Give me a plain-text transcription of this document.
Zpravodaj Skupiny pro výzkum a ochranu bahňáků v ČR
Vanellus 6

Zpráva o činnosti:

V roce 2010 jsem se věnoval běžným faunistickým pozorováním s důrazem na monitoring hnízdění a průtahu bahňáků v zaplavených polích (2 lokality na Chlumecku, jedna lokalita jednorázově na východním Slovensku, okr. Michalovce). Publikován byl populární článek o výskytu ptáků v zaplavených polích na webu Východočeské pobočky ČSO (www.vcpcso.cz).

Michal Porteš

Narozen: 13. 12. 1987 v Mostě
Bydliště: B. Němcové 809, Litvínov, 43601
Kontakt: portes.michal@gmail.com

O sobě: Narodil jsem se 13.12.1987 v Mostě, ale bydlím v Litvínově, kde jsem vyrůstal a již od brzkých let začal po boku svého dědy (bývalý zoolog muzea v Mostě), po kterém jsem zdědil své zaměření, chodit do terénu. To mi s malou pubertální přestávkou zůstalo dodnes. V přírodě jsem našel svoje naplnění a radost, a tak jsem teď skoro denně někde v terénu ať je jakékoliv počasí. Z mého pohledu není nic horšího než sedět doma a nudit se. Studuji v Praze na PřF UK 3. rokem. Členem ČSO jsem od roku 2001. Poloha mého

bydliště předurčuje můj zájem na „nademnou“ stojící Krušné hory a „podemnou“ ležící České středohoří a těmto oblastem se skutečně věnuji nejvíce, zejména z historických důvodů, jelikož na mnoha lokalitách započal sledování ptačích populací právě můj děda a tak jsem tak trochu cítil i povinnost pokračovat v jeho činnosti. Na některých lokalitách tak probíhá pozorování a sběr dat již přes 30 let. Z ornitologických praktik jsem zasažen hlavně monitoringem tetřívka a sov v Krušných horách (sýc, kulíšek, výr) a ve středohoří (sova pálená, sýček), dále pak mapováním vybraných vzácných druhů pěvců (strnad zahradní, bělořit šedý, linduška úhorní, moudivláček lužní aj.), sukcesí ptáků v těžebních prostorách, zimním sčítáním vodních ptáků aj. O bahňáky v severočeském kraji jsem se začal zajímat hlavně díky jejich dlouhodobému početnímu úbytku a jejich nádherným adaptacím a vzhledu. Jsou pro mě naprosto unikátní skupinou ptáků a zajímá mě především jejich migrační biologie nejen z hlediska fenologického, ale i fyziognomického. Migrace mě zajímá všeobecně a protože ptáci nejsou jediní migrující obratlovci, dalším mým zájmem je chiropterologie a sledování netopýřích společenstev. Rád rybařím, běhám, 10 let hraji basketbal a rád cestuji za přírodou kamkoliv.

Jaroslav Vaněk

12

• **EXERCISE PROMPT**:
Each entry above needs to be retyped exactly.

• **CORRECT ANSWER**:
Give me a plain-text transcription of this document.
Zpravodaj Skupiny pro výzkum a ochranu bahňáků v ČR
Vanellus 6

Zpráva o činnosti:

V roce 2010 jsem se věnoval běžným faunistickým pozorováním s důrazem na monitoring hnízdění a průtahu bahňáků v zaplavených polích (2 lokality na Chlumecku, jedna lokalita jednorázově na východním Slovensku, okr. Michalovce). Publikován byl populární článek o výskytu ptáků v zaplavených polích na webu Východočeské pobočky ČSO (www.vcpcso.cz).

Michal Porteš

Narozen: 13. 12. 1987 v Mostě
Bydliště: B. Němcové 809, Litvínov, 43601
Kontakt: portes.michal@gmail.com

O sobě: Narodil jsem se 13.12.1987 v Mostě, ale bydlím v Litvínově, kde jsem vyrůstal a již od brzkých let začal po boku svého dědy (bývalý zoolog muzea v Mostě), po kterém jsem zdědil své zaměření, chodit do terénu. To mi s malou pubertální přestávkou zůstalo dodnes. V přírodě jsem našel svoje naplnění a radost, a tak jsem teď skoro denně někde v terénu ať je jakékoliv počasí. Z mého pohledu není nic horšího než sedět doma a nudit se. Studuji v Praze na PřF UK 3. rokem. Členem ČSO jsem od roku 2001. Poloha mého

bydliště předurčuje můj zájem na „nademnou“ stojící Krušné hory a „podemnou“ ležící České středohoří a těmto oblastem se skutečně věnuji nejvíce, zejména z historických důvodů, jelikož na mnoha lokalitách započal sledování ptačích populací právě můj děda a tak jsem tak trochu cítil i povinnost pokračovat v jeho činnosti. Na některých lokalitách tak probíhá pozorování a sběr dat již přes 30 let. Z ornitologických praktik jsem zasažen hlavně monitoringem tetřívka a sov v Krušných horách (sýc, kulíšek, výr) a ve středohoří (sova pálená, sýček), dále pak mapováním vybraných vzácných druhů pěvců (strnad zahradní, bělořit šedý, linduška úhorní, moudivláček lužní aj.), sukcesí ptáků v těžebních prostorách, zimním sčítáním vodních ptáků aj. O bahňáky v severočeském kraji jsem se začal zajímat hlavně díky jejich dlouhodobému početnímu úbytku a jejich nádherným adaptacím a vzhledu. Jsou pro mě naprosto unikátní skupinou ptáků a zajímá mě především jejich migrační biologie nejen z hlediska fenologického, ale i fyziognomického. Migrace mě zajímá všeobecně a protože ptáci nejsou jediní migrující obratlovci, dalším mým zájmem je chiropterologie a sledování netopýřích společenstev. Rád rybařím, běhám, 10 let hraji basketbal a rád cestuji za přírodou kamkoliv.

Jaroslav Vaněk

12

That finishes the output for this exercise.